Problem to work on: The records should be repeated word for word, pictures excluded.

Data items:
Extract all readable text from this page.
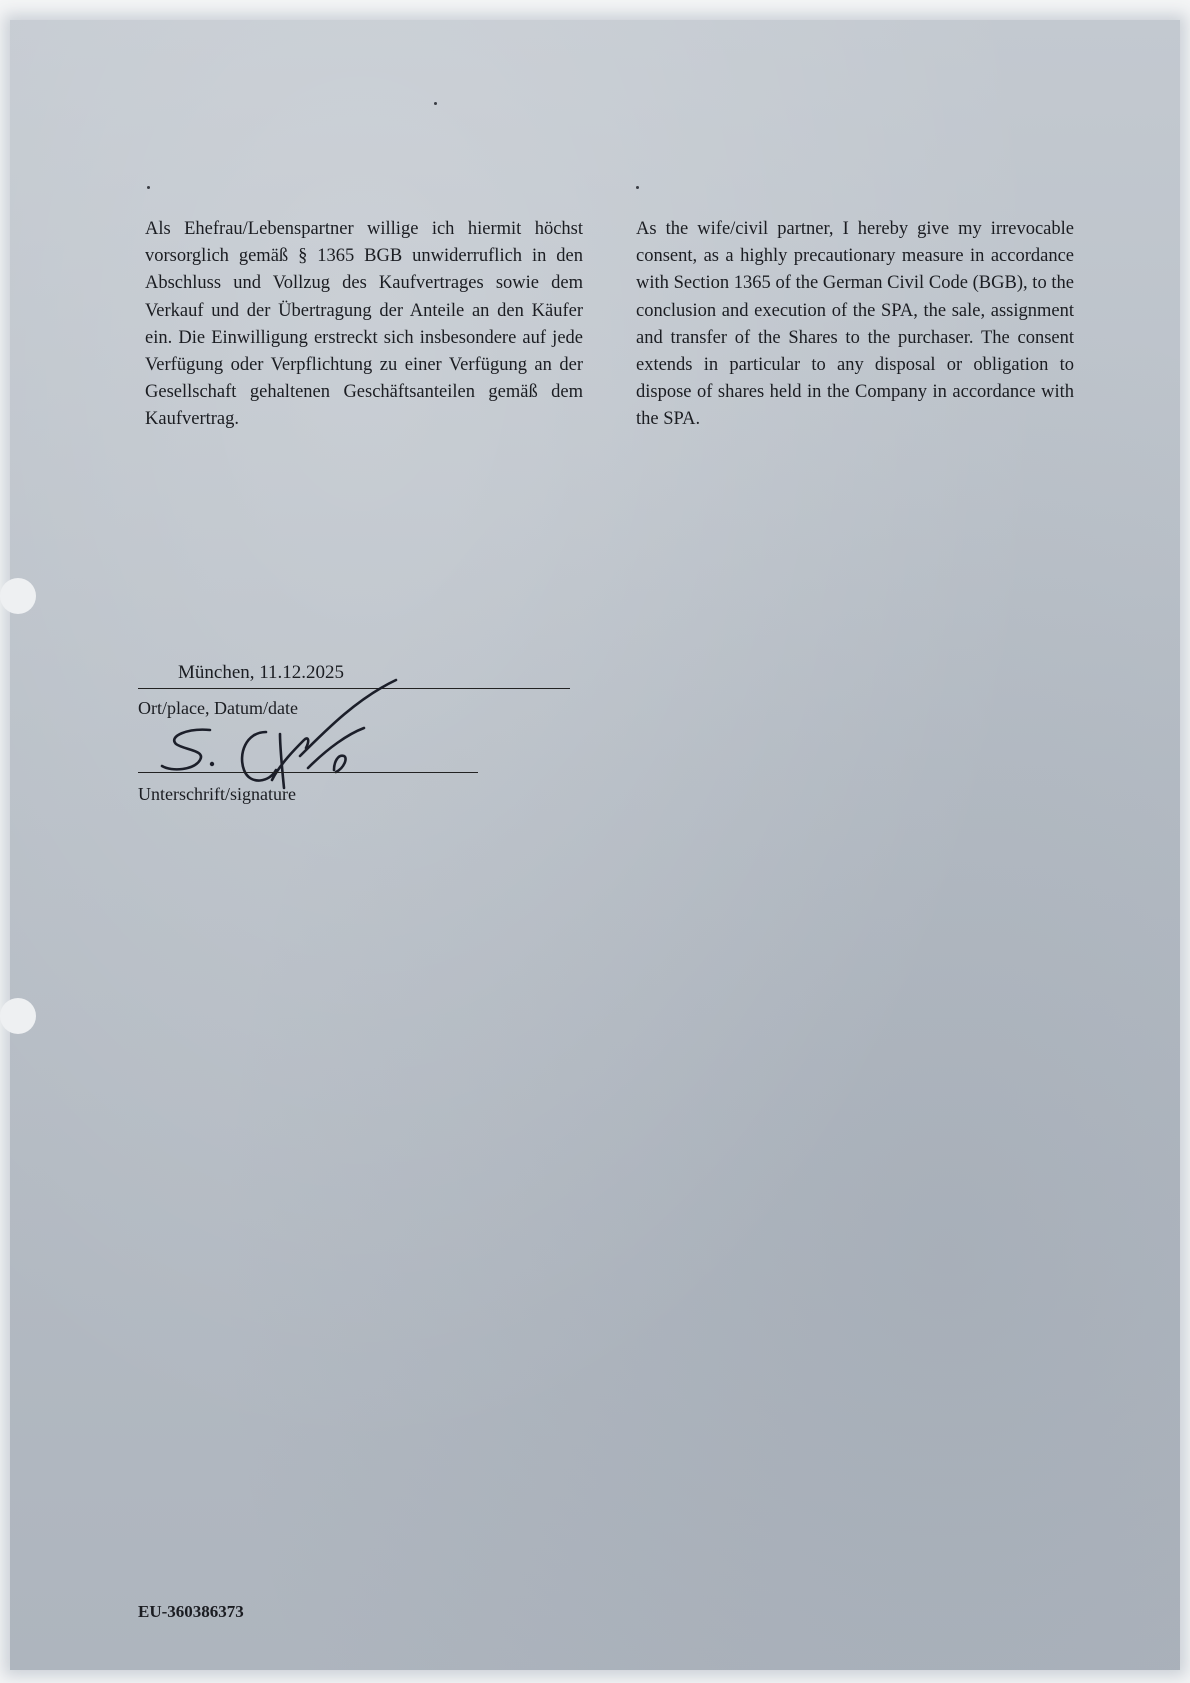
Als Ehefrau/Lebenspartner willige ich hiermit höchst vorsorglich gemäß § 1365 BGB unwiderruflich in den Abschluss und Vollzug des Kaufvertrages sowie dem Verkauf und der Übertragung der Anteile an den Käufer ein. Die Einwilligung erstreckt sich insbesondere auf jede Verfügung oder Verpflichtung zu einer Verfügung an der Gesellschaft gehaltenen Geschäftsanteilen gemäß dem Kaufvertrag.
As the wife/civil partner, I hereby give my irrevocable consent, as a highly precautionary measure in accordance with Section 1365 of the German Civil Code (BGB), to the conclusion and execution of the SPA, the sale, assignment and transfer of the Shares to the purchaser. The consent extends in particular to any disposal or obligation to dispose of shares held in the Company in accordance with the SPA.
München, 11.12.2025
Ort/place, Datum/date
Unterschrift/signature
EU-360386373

Reply:
Extract all readable text from this page.
Als Ehefrau/Lebenspartner willige ich hiermit höchst vorsorglich gemäß § 1365 BGB unwiderruflich in den Abschluss und Vollzug des Kaufvertrages sowie dem Verkauf und der Übertragung der Anteile an den Käufer ein. Die Einwilligung erstreckt sich insbesondere auf jede Verfügung oder Verpflichtung zu einer Verfügung an der Gesellschaft gehaltenen Geschäftsanteilen gemäß dem Kaufvertrag.
As the wife/civil partner, I hereby give my irrevocable consent, as a highly precautionary measure in accordance with Section 1365 of the German Civil Code (BGB), to the conclusion and execution of the SPA, the sale, assignment and transfer of the Shares to the purchaser. The consent extends in particular to any disposal or obligation to dispose of shares held in the Company in accordance with the SPA.
München, 11.12.2025
Ort/place, Datum/date
Unterschrift/signature
EU-360386373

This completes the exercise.